__Problem__: Wherever the string "После" appears, copy the whole line.

[Stored records]

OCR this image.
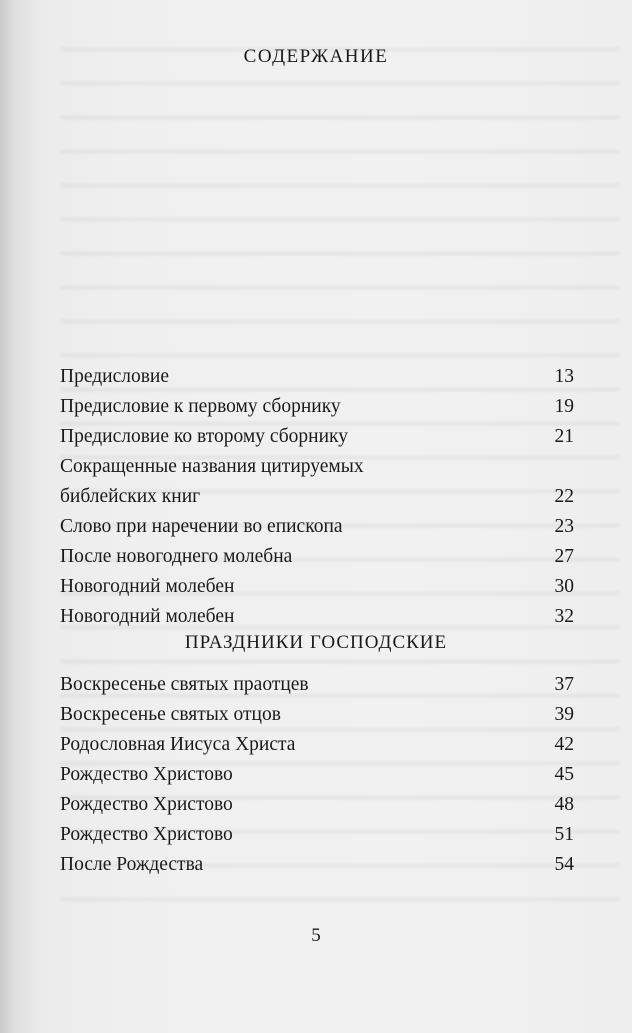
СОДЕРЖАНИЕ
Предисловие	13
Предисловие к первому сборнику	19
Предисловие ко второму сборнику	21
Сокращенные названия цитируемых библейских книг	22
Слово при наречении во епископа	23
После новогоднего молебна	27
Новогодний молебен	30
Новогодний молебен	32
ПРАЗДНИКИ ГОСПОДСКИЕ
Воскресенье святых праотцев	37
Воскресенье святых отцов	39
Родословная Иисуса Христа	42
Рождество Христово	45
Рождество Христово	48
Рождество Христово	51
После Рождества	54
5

__Right answer__:
После новогоднего молебна	27
После Рождества	54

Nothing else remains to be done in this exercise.